## Exercise requirements
Print the entries verbatim, leaving out the images they contain.

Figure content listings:
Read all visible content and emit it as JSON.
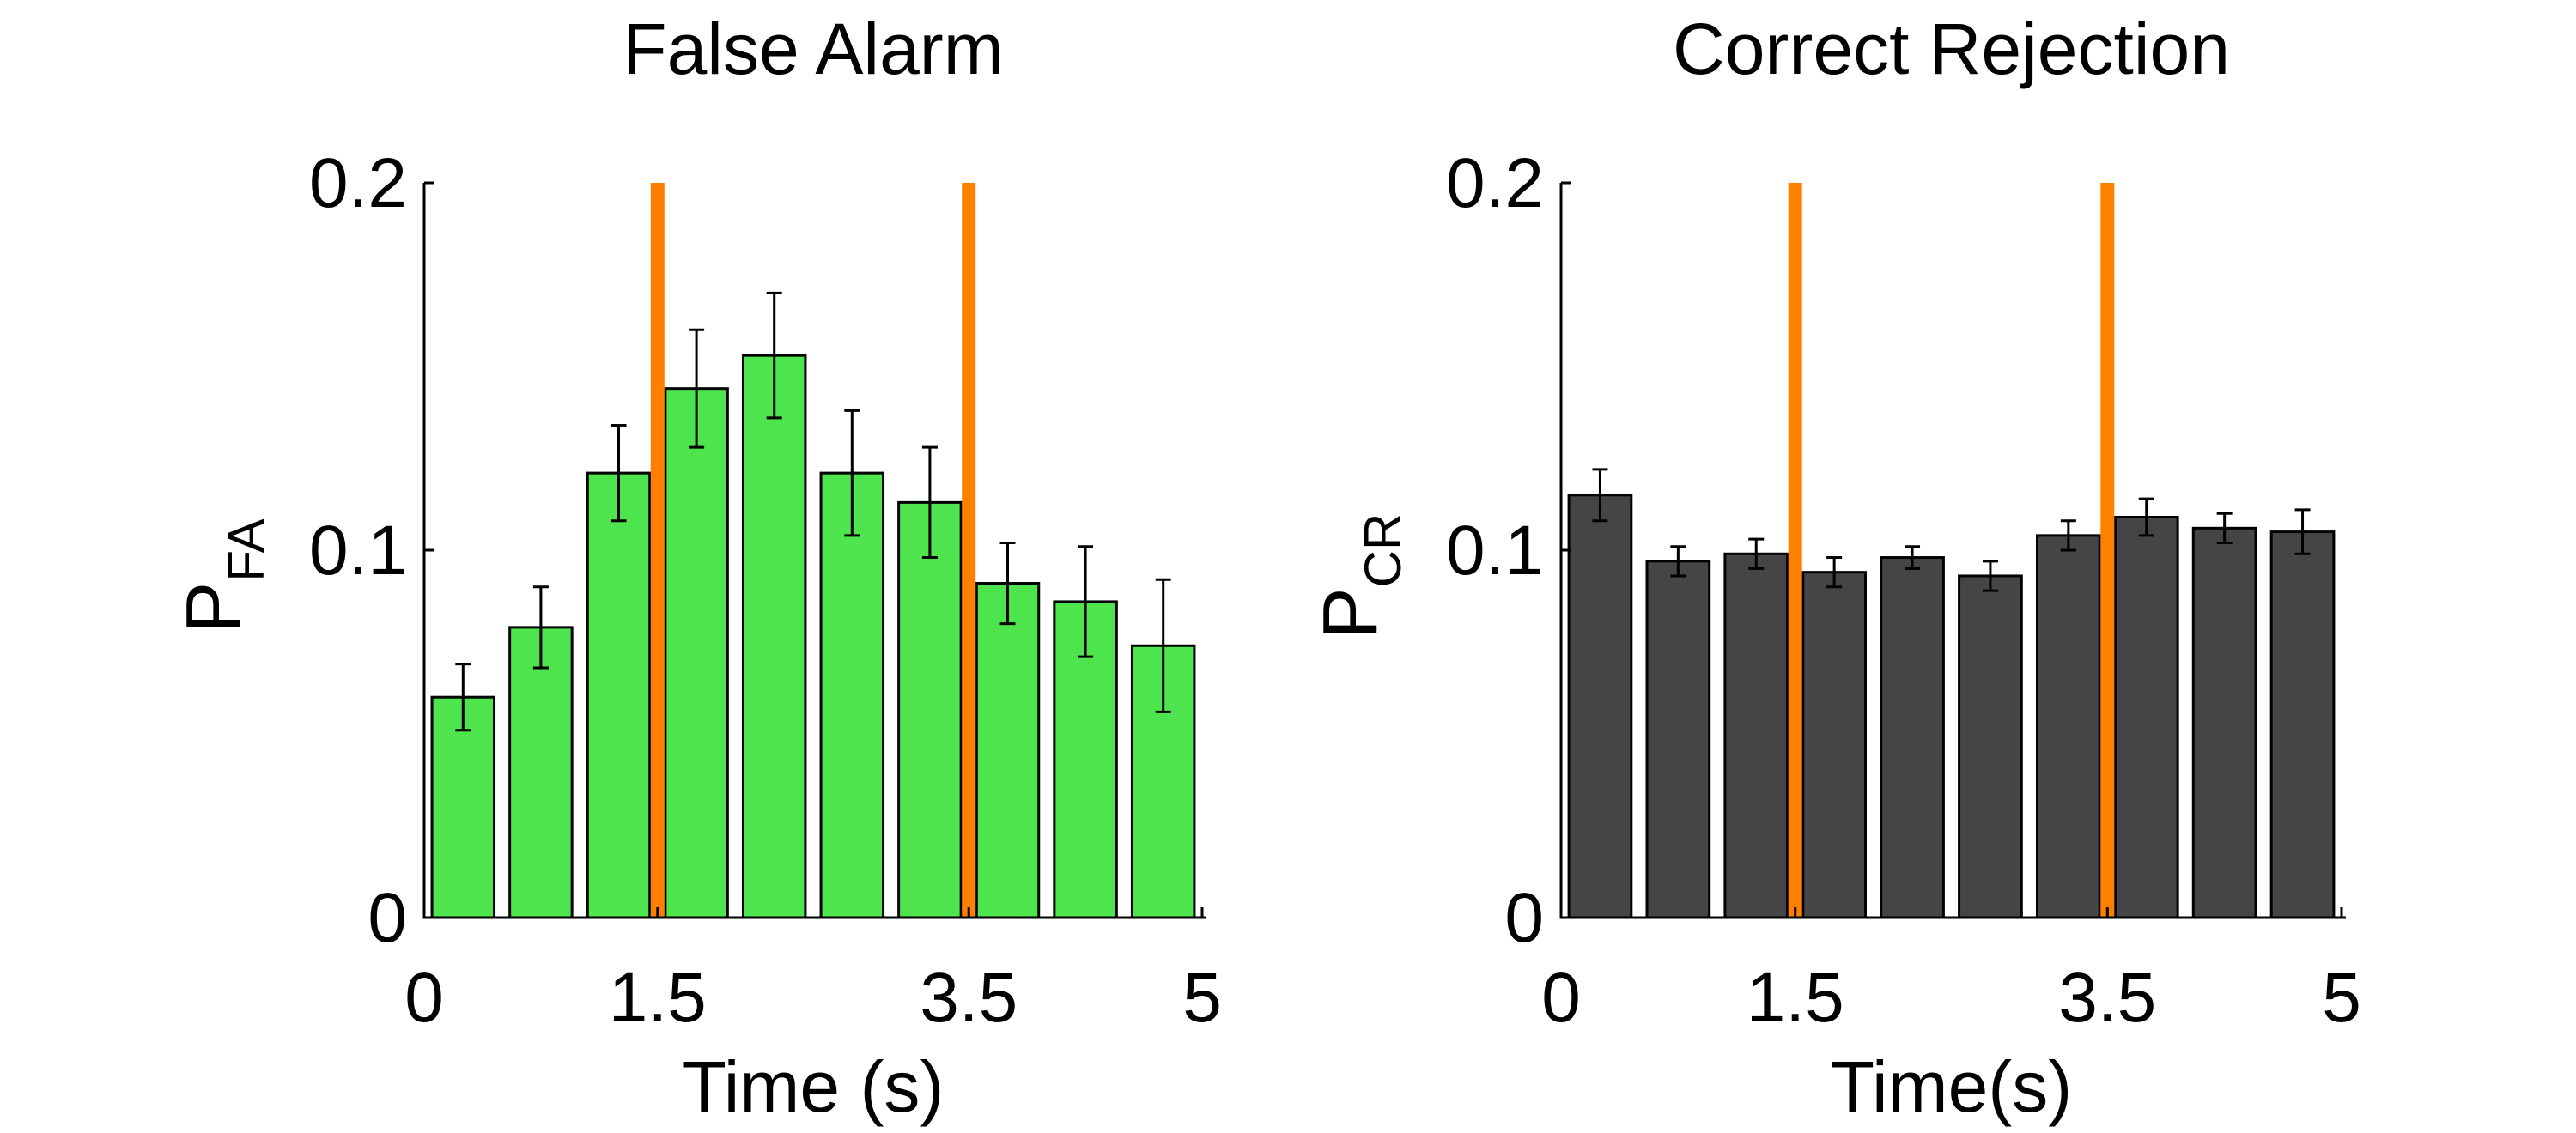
{
  "chart_data": [
    {
      "type": "bar",
      "title": "False Alarm",
      "xlabel": "Time (s)",
      "ylabel": "P",
      "ylabel_subscript": "FA",
      "xlim": [
        0,
        5
      ],
      "ylim": [
        0,
        0.2
      ],
      "xticks": [
        "0",
        "1.5",
        "3.5",
        "5"
      ],
      "yticks": [
        "0",
        "0.1",
        "0.2"
      ],
      "bar_color": "#4de44d",
      "marker_color": "#ff8000",
      "markers_x": [
        1.5,
        3.5
      ],
      "x": [
        0.25,
        0.75,
        1.25,
        1.75,
        2.25,
        2.75,
        3.25,
        3.75,
        4.25,
        4.75
      ],
      "values": [
        0.06,
        0.079,
        0.121,
        0.144,
        0.153,
        0.121,
        0.113,
        0.091,
        0.086,
        0.074
      ],
      "errors": [
        0.009,
        0.011,
        0.013,
        0.016,
        0.017,
        0.017,
        0.015,
        0.011,
        0.015,
        0.018
      ]
    },
    {
      "type": "bar",
      "title": "Correct Rejection",
      "xlabel": "Time(s)",
      "ylabel": "P",
      "ylabel_subscript": "CR",
      "xlim": [
        0,
        5
      ],
      "ylim": [
        0,
        0.2
      ],
      "xticks": [
        "0",
        "1.5",
        "3.5",
        "5"
      ],
      "yticks": [
        "0",
        "0.1",
        "0.2"
      ],
      "bar_color": "#454545",
      "marker_color": "#ff8000",
      "markers_x": [
        1.5,
        3.5
      ],
      "x": [
        0.25,
        0.75,
        1.25,
        1.75,
        2.25,
        2.75,
        3.25,
        3.75,
        4.25,
        4.75
      ],
      "values": [
        0.115,
        0.097,
        0.099,
        0.094,
        0.098,
        0.093,
        0.104,
        0.109,
        0.106,
        0.105
      ],
      "errors": [
        0.007,
        0.004,
        0.004,
        0.004,
        0.003,
        0.004,
        0.004,
        0.005,
        0.004,
        0.006
      ]
    }
  ]
}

## Answer
Read all visible content and emit it as JSON.
{
  "chart_data": [
    {
      "type": "bar",
      "title": "False Alarm",
      "xlabel": "Time (s)",
      "ylabel": "P",
      "ylabel_subscript": "FA",
      "xlim": [
        0,
        5
      ],
      "ylim": [
        0,
        0.2
      ],
      "xticks": [
        "0",
        "1.5",
        "3.5",
        "5"
      ],
      "yticks": [
        "0",
        "0.1",
        "0.2"
      ],
      "bar_color": "#4de44d",
      "marker_color": "#ff8000",
      "markers_x": [
        1.5,
        3.5
      ],
      "x": [
        0.25,
        0.75,
        1.25,
        1.75,
        2.25,
        2.75,
        3.25,
        3.75,
        4.25,
        4.75
      ],
      "values": [
        0.06,
        0.079,
        0.121,
        0.144,
        0.153,
        0.121,
        0.113,
        0.091,
        0.086,
        0.074
      ],
      "errors": [
        0.009,
        0.011,
        0.013,
        0.016,
        0.017,
        0.017,
        0.015,
        0.011,
        0.015,
        0.018
      ]
    },
    {
      "type": "bar",
      "title": "Correct Rejection",
      "xlabel": "Time(s)",
      "ylabel": "P",
      "ylabel_subscript": "CR",
      "xlim": [
        0,
        5
      ],
      "ylim": [
        0,
        0.2
      ],
      "xticks": [
        "0",
        "1.5",
        "3.5",
        "5"
      ],
      "yticks": [
        "0",
        "0.1",
        "0.2"
      ],
      "bar_color": "#454545",
      "marker_color": "#ff8000",
      "markers_x": [
        1.5,
        3.5
      ],
      "x": [
        0.25,
        0.75,
        1.25,
        1.75,
        2.25,
        2.75,
        3.25,
        3.75,
        4.25,
        4.75
      ],
      "values": [
        0.115,
        0.097,
        0.099,
        0.094,
        0.098,
        0.093,
        0.104,
        0.109,
        0.106,
        0.105
      ],
      "errors": [
        0.007,
        0.004,
        0.004,
        0.004,
        0.003,
        0.004,
        0.004,
        0.005,
        0.004,
        0.006
      ]
    }
  ]
}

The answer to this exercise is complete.